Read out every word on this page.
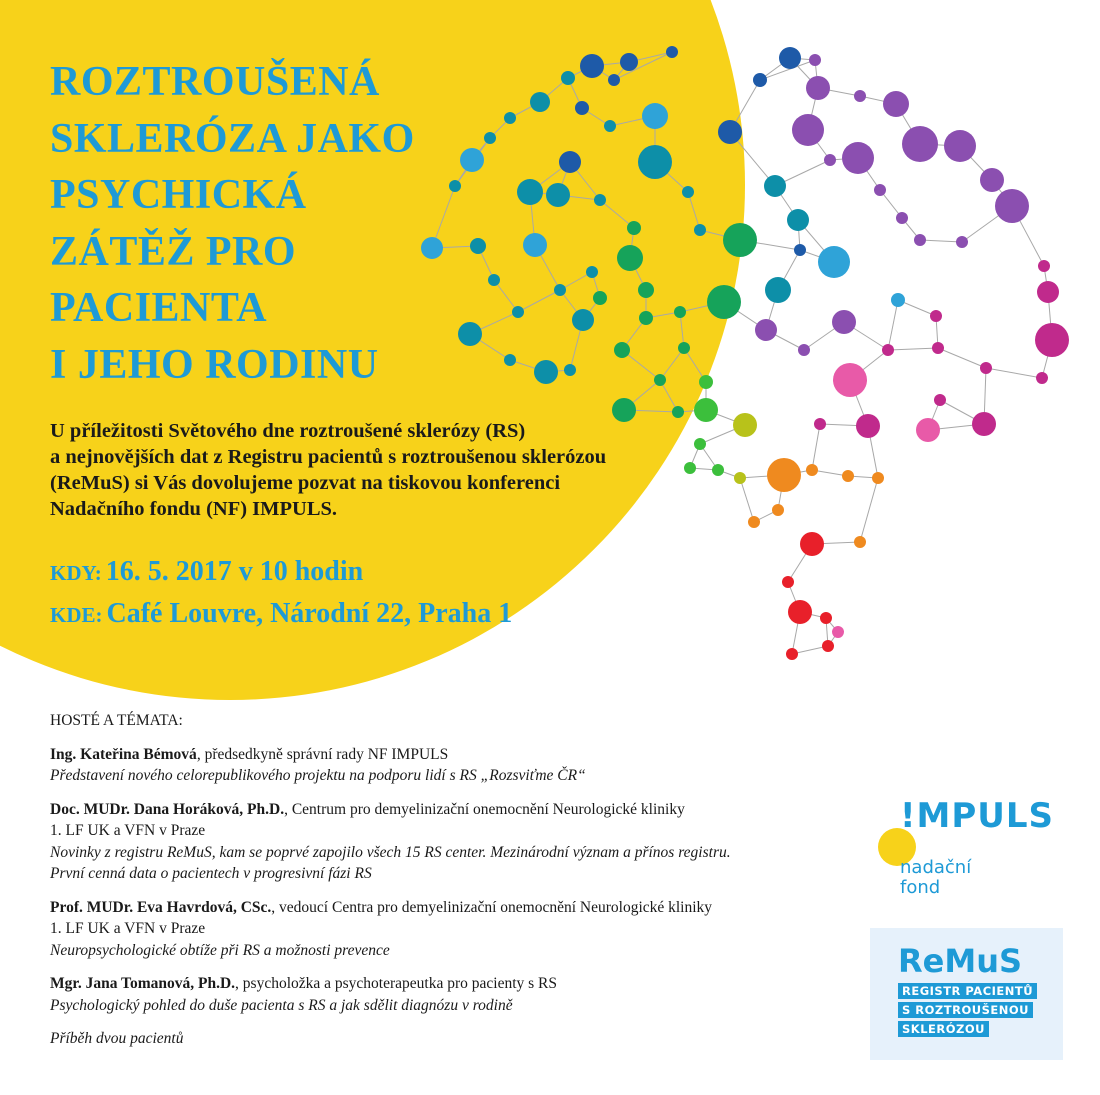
ROZTROUŠENÁ
SKLERÓZA JAKO
PSYCHICKÁ
ZÁTĚŽ PRO
PACIENTA
I JEHO RODINU
U příležitosti Světového dne roztroušené sklerózy (RS)
a nejnovějších dat z Registru pacientů s roztroušenou sklerózou
(ReMuS) si Vás dovolujeme pozvat na tiskovou konferenci
Nadačního fondu (NF) IMPULS.
KDY: 16. 5. 2017 v 10 hodin
KDE: Café Louvre, Národní 22, Praha 1
HOSTÉ A TÉMATA:
Ing. Kateřina Bémová, předsedkyně správní rady NF IMPULS
Představení nového celorepublikového projektu na podporu lidí s RS „Rozsviťme ČR“
Doc. MUDr. Dana Horáková, Ph.D., Centrum pro demyelinizační onemocnění Neurologické kliniky
1. LF UK a VFN v Praze
Novinky z registru ReMuS, kam se poprvé zapojilo všech 15 RS center. Mezinárodní význam a přínos registru.
První cenná data o pacientech v progresivní fázi RS
Prof. MUDr. Eva Havrdová, CSc., vedoucí Centra pro demyelinizační onemocnění Neurologické kliniky
1. LF UK a VFN v Praze
Neuropsychologické obtíže při RS a možnosti prevence
Mgr. Jana Tomanová, Ph.D., psycholožka a psychoterapeutka pro pacienty s RS
Psychologický pohled do duše pacienta s RS a jak sdělit diagnózu v rodině
Příběh dvou pacientů
!MPULS
nadační
fond
ReMuS
REGISTR PACIENTŮ
S ROZTROUŠENOU
SKLERÓZOU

════════════════

**What is required:**
All of the material above needs to be restated exactly, with no pictures.

**Solution to the problem:**
Read out every word on this page.
ROZTROUŠENÁ
SKLERÓZA JAKO
PSYCHICKÁ
ZÁTĚŽ PRO
PACIENTA
I JEHO RODINU
U příležitosti Světového dne roztroušené sklerózy (RS)
a nejnovějších dat z Registru pacientů s roztroušenou sklerózou
(ReMuS) si Vás dovolujeme pozvat na tiskovou konferenci
Nadačního fondu (NF) IMPULS.
KDY: 16. 5. 2017 v 10 hodin
KDE: Café Louvre, Národní 22, Praha 1
HOSTÉ A TÉMATA:
Ing. Kateřina Bémová, předsedkyně správní rady NF IMPULS
Představení nového celorepublikového projektu na podporu lidí s RS „Rozsviťme ČR“
Doc. MUDr. Dana Horáková, Ph.D., Centrum pro demyelinizační onemocnění Neurologické kliniky
1. LF UK a VFN v Praze
Novinky z registru ReMuS, kam se poprvé zapojilo všech 15 RS center. Mezinárodní význam a přínos registru.
První cenná data o pacientech v progresivní fázi RS
Prof. MUDr. Eva Havrdová, CSc., vedoucí Centra pro demyelinizační onemocnění Neurologické kliniky
1. LF UK a VFN v Praze
Neuropsychologické obtíže při RS a možnosti prevence
Mgr. Jana Tomanová, Ph.D., psycholožka a psychoterapeutka pro pacienty s RS
Psychologický pohled do duše pacienta s RS a jak sdělit diagnózu v rodině
Příběh dvou pacientů
!MPULS
nadační
fond
ReMuS
REGISTR PACIENTŮ
S ROZTROUŠENOU
SKLERÓZOU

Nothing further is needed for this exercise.